Start of Given records

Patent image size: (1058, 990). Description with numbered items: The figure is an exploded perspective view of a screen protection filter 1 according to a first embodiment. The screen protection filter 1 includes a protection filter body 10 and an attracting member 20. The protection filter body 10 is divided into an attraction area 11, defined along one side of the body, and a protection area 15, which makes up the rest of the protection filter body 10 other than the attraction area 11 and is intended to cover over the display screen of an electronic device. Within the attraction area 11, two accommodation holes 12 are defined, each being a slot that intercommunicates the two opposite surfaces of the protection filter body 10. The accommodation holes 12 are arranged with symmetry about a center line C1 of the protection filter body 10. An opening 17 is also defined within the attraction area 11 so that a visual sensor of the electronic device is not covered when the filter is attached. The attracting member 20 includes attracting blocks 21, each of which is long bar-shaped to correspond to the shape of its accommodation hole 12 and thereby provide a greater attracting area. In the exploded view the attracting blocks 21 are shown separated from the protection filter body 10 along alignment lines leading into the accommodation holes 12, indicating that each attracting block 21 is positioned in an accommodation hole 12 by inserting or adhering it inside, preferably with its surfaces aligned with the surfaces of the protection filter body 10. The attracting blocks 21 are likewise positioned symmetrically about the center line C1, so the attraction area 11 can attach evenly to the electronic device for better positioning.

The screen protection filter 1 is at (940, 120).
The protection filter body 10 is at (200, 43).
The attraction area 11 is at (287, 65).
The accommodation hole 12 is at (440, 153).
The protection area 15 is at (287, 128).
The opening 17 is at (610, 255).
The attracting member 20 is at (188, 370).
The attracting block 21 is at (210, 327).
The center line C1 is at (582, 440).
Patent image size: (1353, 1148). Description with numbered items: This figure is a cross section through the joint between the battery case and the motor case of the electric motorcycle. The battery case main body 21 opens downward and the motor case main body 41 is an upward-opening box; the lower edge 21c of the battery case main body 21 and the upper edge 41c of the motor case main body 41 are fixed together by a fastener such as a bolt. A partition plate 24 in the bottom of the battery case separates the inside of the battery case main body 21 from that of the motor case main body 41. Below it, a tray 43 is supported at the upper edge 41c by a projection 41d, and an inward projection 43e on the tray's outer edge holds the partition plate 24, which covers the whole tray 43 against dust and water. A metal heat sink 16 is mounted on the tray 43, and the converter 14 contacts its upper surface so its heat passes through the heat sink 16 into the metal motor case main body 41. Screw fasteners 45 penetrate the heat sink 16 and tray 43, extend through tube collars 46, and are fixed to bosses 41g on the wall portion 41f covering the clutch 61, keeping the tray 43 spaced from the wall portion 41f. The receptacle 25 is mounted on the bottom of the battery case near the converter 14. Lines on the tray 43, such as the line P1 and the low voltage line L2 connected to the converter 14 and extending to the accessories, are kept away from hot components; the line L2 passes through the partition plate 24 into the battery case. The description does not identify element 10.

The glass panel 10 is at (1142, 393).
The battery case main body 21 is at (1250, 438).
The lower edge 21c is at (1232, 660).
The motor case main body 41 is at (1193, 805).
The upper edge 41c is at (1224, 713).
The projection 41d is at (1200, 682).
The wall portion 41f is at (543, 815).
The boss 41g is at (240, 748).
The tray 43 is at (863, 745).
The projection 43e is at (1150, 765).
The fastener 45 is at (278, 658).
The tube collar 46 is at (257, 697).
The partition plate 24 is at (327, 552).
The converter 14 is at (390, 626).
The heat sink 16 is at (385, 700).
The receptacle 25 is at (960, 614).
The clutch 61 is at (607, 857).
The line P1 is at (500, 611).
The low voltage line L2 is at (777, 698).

End of Given records

Goal:
Can you reproduce all of the entries with "Patent image size" replaced by "Drawing dimensions" and nothing else changed?

Correct result:
Drawing dimensions: (1058, 990). Description with numbered items: The figure is an exploded perspective view of a screen protection filter 1 according to a first embodiment. The screen protection filter 1 includes a protection filter body 10 and an attracting member 20. The protection filter body 10 is divided into an attraction area 11, defined along one side of the body, and a protection area 15, which makes up the rest of the protection filter body 10 other than the attraction area 11 and is intended to cover over the display screen of an electronic device. Within the attraction area 11, two accommodation holes 12 are defined, each being a slot that intercommunicates the two opposite surfaces of the protection filter body 10. The accommodation holes 12 are arranged with symmetry about a center line C1 of the protection filter body 10. An opening 17 is also defined within the attraction area 11 so that a visual sensor of the electronic device is not covered when the filter is attached. The attracting member 20 includes attracting blocks 21, each of which is long bar-shaped to correspond to the shape of its accommodation hole 12 and thereby provide a greater attracting area. In the exploded view the attracting blocks 21 are shown separated from the protection filter body 10 along alignment lines leading into the accommodation holes 12, indicating that each attracting block 21 is positioned in an accommodation hole 12 by inserting or adhering it inside, preferably with its surfaces aligned with the surfaces of the protection filter body 10. The attracting blocks 21 are likewise positioned symmetrically about the center line C1, so the attraction area 11 can attach evenly to the electronic device for better positioning.

The screen protection filter 1 is at (940, 120).
The protection filter body 10 is at (200, 43).
The attraction area 11 is at (287, 65).
The accommodation hole 12 is at (440, 153).
The protection area 15 is at (287, 128).
The opening 17 is at (610, 255).
The attracting member 20 is at (188, 370).
The attracting block 21 is at (210, 327).
The center line C1 is at (582, 440).
Drawing dimensions: (1353, 1148). Description with numbered items: This figure is a cross section through the joint between the battery case and the motor case of the electric motorcycle. The battery case main body 21 opens downward and the motor case main body 41 is an upward-opening box; the lower edge 21c of the battery case main body 21 and the upper edge 41c of the motor case main body 41 are fixed together by a fastener such as a bolt. A partition plate 24 in the bottom of the battery case separates the inside of the battery case main body 21 from that of the motor case main body 41. Below it, a tray 43 is supported at the upper edge 41c by a projection 41d, and an inward projection 43e on the tray's outer edge holds the partition plate 24, which covers the whole tray 43 against dust and water. A metal heat sink 16 is mounted on the tray 43, and the converter 14 contacts its upper surface so its heat passes through the heat sink 16 into the metal motor case main body 41. Screw fasteners 45 penetrate the heat sink 16 and tray 43, extend through tube collars 46, and are fixed to bosses 41g on the wall portion 41f covering the clutch 61, keeping the tray 43 spaced from the wall portion 41f. The receptacle 25 is mounted on the bottom of the battery case near the converter 14. Lines on the tray 43, such as the line P1 and the low voltage line L2 connected to the converter 14 and extending to the accessories, are kept away from hot components; the line L2 passes through the partition plate 24 into the battery case. The description does not identify element 10.

The glass panel 10 is at (1142, 393).
The battery case main body 21 is at (1250, 438).
The lower edge 21c is at (1232, 660).
The motor case main body 41 is at (1193, 805).
The upper edge 41c is at (1224, 713).
The projection 41d is at (1200, 682).
The wall portion 41f is at (543, 815).
The boss 41g is at (240, 748).
The tray 43 is at (863, 745).
The projection 43e is at (1150, 765).
The fastener 45 is at (278, 658).
The tube collar 46 is at (257, 697).
The partition plate 24 is at (327, 552).
The converter 14 is at (390, 626).
The heat sink 16 is at (385, 700).
The receptacle 25 is at (960, 614).
The clutch 61 is at (607, 857).
The line P1 is at (500, 611).
The low voltage line L2 is at (777, 698).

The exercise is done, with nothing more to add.